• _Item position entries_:
# # # #
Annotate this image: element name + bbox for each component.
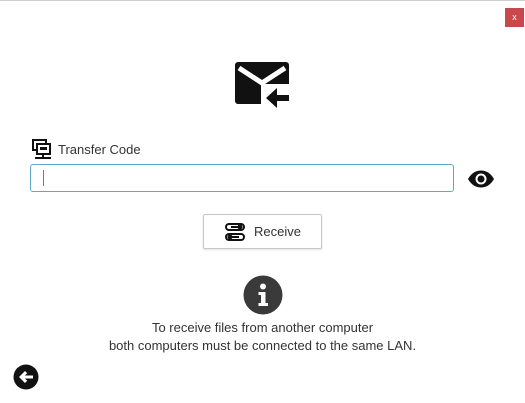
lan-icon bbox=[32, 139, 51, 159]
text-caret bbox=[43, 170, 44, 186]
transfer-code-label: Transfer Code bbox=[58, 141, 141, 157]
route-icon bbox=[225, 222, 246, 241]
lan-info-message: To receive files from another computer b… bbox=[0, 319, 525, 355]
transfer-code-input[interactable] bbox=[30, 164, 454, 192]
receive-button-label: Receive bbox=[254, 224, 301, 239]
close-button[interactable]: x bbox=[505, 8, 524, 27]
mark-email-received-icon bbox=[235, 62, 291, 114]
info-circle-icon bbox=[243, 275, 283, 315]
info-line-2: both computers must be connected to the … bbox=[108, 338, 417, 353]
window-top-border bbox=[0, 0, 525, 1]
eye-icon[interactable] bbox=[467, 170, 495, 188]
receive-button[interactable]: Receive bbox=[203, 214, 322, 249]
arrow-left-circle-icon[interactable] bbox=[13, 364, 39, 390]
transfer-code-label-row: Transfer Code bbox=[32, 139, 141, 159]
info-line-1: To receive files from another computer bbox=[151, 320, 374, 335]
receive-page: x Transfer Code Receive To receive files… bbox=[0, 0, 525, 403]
# # # #
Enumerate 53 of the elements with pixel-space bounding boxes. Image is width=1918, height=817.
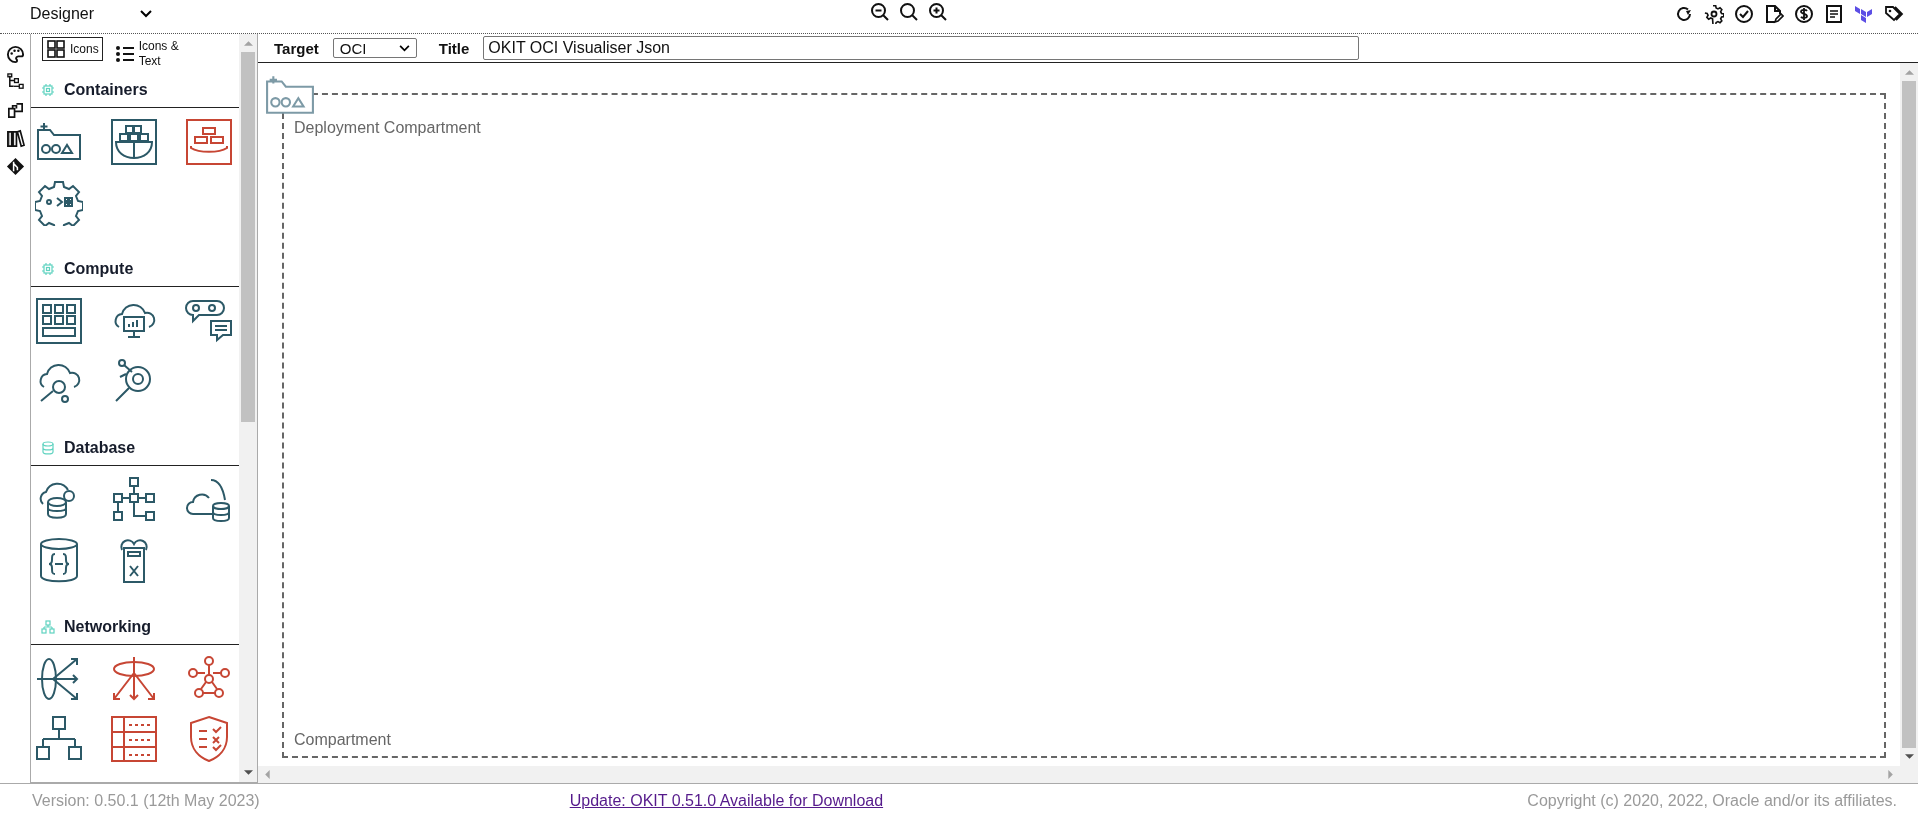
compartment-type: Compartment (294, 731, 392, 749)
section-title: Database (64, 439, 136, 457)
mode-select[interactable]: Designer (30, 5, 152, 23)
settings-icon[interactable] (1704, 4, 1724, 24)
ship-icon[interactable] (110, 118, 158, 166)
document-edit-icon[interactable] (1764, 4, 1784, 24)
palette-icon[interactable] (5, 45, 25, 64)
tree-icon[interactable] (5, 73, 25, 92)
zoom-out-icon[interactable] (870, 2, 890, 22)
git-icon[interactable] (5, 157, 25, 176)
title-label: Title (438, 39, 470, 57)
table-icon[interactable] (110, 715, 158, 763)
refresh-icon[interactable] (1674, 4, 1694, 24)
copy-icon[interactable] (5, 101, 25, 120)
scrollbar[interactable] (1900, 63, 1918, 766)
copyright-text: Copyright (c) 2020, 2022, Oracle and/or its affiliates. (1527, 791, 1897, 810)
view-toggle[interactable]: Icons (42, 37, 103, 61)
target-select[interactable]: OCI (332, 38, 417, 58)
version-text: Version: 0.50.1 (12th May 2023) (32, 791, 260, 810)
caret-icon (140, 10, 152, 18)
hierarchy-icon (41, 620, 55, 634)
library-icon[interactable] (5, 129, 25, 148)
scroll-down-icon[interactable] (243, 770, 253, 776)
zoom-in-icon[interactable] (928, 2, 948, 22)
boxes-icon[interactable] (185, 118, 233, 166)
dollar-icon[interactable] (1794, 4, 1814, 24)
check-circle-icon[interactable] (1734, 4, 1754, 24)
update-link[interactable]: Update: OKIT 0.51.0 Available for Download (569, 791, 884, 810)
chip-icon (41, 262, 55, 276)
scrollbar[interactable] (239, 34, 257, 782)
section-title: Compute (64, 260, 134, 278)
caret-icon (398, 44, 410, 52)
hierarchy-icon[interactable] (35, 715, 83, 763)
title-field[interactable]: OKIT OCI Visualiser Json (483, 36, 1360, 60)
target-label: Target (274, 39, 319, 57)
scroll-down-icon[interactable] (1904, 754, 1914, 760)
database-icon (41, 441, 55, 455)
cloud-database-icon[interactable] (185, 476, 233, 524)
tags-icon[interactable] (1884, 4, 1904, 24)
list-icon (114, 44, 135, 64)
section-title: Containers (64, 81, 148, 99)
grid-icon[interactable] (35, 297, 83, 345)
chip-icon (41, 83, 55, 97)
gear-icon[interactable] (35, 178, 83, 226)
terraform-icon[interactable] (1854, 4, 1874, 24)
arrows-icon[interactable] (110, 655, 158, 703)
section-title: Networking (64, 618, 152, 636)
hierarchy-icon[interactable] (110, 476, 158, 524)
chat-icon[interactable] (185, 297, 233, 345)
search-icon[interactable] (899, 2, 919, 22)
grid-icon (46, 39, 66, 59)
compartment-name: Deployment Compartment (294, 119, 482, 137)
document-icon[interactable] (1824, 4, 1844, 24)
# # # #
• _Work required_: Identify each line in the entries that contains the string "Compartment", and copy those lines in full.

• _Solution_:
compartment-type: Compartment (294, 731, 392, 749)
compartment-name: Deployment Compartment (294, 119, 482, 137)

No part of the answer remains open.